◆ Data for processing
================

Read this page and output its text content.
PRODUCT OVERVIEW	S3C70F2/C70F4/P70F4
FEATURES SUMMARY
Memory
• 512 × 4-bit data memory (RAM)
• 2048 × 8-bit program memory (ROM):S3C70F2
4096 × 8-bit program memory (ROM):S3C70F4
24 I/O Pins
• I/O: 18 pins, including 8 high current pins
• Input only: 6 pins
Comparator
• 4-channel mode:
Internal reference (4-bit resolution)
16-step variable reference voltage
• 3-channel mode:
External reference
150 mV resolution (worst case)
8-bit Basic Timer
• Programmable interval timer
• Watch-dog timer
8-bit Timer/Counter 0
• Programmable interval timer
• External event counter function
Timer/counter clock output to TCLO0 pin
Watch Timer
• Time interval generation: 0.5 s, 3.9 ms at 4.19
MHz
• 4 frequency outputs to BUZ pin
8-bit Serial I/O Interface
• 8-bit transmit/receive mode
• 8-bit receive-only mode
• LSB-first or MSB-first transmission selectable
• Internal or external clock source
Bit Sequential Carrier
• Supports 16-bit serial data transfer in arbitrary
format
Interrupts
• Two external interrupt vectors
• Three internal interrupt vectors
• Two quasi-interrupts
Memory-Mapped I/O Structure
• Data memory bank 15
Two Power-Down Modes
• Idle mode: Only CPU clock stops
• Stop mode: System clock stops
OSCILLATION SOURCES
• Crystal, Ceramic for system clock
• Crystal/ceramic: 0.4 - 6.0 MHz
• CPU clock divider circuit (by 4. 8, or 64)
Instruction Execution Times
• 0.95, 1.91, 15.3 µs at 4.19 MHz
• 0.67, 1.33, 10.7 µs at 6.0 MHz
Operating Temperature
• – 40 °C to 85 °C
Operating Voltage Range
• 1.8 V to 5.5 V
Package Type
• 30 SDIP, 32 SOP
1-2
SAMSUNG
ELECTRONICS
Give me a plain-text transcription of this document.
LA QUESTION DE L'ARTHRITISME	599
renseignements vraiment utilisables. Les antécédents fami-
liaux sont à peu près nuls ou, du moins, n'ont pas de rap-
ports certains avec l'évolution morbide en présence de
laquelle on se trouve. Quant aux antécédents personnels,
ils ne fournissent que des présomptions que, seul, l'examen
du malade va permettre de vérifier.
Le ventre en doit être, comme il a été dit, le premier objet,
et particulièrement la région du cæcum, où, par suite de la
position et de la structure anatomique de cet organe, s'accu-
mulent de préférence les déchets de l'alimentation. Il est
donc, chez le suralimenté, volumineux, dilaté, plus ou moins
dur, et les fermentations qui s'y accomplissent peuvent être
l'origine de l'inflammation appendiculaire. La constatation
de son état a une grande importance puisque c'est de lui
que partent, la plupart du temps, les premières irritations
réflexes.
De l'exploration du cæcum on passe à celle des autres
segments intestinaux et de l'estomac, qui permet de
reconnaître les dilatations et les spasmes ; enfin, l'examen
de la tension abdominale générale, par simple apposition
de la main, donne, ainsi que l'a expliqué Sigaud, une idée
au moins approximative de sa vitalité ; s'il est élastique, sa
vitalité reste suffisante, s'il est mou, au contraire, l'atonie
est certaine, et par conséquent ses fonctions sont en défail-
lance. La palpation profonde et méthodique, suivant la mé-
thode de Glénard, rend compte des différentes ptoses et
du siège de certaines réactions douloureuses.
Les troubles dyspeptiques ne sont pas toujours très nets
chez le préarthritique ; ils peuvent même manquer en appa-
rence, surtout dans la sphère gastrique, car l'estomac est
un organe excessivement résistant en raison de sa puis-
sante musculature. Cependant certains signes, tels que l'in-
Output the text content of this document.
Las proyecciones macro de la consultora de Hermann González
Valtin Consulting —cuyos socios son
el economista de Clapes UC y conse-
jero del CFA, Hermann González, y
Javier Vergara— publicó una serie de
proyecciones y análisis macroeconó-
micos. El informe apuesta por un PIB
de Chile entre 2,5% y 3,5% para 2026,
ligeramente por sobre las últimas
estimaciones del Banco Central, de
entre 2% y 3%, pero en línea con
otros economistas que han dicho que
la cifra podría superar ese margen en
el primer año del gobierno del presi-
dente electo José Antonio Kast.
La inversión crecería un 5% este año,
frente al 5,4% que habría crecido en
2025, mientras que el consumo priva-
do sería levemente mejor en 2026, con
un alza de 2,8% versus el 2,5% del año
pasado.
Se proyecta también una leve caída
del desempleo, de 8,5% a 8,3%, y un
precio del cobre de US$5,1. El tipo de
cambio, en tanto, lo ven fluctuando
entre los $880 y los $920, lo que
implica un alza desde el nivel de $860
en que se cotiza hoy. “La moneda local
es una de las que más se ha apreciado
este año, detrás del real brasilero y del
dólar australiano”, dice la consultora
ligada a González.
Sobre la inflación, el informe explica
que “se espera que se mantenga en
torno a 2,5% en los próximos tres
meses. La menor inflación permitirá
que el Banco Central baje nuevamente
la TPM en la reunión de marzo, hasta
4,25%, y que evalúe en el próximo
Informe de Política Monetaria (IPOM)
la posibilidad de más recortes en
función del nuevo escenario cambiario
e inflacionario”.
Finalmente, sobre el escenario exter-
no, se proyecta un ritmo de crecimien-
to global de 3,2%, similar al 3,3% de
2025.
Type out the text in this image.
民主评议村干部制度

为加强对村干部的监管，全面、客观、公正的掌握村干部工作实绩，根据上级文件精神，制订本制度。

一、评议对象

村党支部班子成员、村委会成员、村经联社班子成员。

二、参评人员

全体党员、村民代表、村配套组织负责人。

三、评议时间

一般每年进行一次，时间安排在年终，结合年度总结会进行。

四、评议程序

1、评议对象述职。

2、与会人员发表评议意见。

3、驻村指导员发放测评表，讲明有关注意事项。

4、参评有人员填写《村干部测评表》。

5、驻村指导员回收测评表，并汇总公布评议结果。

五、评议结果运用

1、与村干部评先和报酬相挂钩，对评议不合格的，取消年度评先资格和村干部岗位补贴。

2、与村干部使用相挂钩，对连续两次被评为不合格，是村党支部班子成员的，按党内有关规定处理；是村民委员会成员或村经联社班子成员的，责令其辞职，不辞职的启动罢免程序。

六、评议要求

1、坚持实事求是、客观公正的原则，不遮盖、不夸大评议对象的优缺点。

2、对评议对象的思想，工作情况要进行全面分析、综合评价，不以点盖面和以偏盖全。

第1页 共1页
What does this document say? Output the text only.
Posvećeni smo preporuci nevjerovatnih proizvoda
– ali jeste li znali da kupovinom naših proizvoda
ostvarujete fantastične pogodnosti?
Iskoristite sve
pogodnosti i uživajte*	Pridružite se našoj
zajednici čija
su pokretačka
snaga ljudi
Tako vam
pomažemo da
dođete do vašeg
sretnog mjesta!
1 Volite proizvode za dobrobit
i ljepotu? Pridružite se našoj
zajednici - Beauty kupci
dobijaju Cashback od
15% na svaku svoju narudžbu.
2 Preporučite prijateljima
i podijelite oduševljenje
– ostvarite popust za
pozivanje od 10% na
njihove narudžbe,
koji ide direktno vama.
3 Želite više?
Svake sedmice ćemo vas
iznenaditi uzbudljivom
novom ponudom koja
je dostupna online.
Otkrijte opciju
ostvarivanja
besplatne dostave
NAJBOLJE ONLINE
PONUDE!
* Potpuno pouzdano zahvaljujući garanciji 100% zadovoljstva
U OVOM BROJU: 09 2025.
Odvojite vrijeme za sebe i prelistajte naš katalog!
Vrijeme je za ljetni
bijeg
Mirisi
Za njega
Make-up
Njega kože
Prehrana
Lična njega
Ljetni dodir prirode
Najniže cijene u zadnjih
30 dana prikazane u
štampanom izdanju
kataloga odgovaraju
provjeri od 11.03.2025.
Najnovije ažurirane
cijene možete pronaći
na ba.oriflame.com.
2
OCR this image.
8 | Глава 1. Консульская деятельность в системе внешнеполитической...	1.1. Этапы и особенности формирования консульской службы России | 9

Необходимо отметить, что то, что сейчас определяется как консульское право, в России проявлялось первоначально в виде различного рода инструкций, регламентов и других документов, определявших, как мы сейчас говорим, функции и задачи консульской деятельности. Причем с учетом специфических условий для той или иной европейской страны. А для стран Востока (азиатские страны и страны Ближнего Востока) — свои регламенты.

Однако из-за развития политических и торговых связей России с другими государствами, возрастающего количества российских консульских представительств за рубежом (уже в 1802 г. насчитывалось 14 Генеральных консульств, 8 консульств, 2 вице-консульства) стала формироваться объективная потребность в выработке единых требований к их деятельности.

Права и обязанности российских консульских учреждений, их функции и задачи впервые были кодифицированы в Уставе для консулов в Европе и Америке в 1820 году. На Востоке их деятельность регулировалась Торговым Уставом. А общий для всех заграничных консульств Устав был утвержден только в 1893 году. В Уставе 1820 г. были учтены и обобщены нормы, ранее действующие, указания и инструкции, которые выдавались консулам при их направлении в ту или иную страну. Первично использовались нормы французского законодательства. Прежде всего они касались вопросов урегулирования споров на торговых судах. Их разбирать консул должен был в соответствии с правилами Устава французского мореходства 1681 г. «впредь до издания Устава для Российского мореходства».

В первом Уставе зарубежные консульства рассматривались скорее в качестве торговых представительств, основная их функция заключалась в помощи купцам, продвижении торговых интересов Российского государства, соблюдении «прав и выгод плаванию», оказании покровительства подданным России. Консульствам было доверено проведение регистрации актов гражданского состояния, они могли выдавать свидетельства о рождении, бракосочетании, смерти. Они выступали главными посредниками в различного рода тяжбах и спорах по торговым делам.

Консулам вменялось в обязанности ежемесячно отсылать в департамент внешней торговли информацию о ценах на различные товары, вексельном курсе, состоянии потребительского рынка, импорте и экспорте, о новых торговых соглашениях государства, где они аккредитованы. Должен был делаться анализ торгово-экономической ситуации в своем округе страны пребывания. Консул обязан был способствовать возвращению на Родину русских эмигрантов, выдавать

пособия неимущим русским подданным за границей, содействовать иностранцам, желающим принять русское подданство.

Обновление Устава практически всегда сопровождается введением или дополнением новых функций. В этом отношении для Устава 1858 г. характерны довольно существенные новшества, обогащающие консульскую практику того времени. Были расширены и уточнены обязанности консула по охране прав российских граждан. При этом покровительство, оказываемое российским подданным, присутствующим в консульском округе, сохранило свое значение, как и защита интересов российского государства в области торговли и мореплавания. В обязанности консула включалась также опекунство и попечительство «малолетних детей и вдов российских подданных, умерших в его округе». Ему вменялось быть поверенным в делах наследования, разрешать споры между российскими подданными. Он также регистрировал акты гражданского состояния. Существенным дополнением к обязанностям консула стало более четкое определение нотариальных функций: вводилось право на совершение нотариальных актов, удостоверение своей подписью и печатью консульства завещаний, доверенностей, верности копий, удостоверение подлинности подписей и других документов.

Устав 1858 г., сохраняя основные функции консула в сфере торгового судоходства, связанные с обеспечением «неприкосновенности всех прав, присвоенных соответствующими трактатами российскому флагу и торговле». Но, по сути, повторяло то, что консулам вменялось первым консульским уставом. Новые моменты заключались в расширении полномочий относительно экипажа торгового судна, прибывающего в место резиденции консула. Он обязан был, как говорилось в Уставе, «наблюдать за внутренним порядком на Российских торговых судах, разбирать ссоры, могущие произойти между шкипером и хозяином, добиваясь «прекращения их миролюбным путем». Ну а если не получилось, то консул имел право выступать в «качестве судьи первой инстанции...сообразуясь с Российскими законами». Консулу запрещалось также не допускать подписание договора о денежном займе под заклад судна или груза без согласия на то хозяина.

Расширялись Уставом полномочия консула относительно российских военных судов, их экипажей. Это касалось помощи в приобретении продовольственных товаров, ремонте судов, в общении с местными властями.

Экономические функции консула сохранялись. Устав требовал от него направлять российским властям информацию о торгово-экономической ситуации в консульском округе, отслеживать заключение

================

◆ Objective
Look through the entries above and report each line where the string "между" occurs.

◆ Correct result
Обновление Устава практически всегда сопровождается введением или дополнением новых функций. В этом отношении для Устава 1858 г. характерны довольно существенные новшества, обогащающие консульскую практику того времени. Были расширены и уточнены обязанности консула по охране прав российских граждан. При этом покровительство, оказываемое российским подданным, присутствующим в консульском округе, сохранило свое значение, как и защита интересов российского государства в области торговли и мореплавания. В обязанности консула включалась также опекунство и попечительство «малолетних детей и вдов российских подданных, умерших в его округе». Ему вменялось быть поверенным в делах наследования, разрешать споры между российскими подданными. Он также регистрировал акты гражданского состояния. Существенным дополнением к обязанностям консула стало более четкое определение нотариальных функций: вводилось право на совершение нотариальных актов, удостоверение своей подписью и печатью консульства завещаний, доверенностей, верности копий, удостоверение подлинности подписей и других документов.
Устав 1858 г., сохраняя основные функции консула в сфере торгового судоходства, связанные с обеспечением «неприкосновенности всех прав, присвоенных соответствующими трактатами российскому флагу и торговле». Но, по сути, повторяло то, что консулам вменялось первым консульским уставом. Новые моменты заключались в расширении полномочий относительно экипажа торгового судна, прибывающего в место резиденции консула. Он обязан был, как говорилось в Уставе, «наблюдать за внутренним порядком на Российских торговых судах, разбирать ссоры, могущие произойти между шкипером и хозяином, добиваясь «прекращения их миролюбным путем». Ну а если не получилось, то консул имел право выступать в «качестве судьи первой инстанции...сообразуясь с Российскими законами». Консулу запрещалось также не допускать подписание договора о денежном займе под заклад судна или груза без согласия на то хозяина.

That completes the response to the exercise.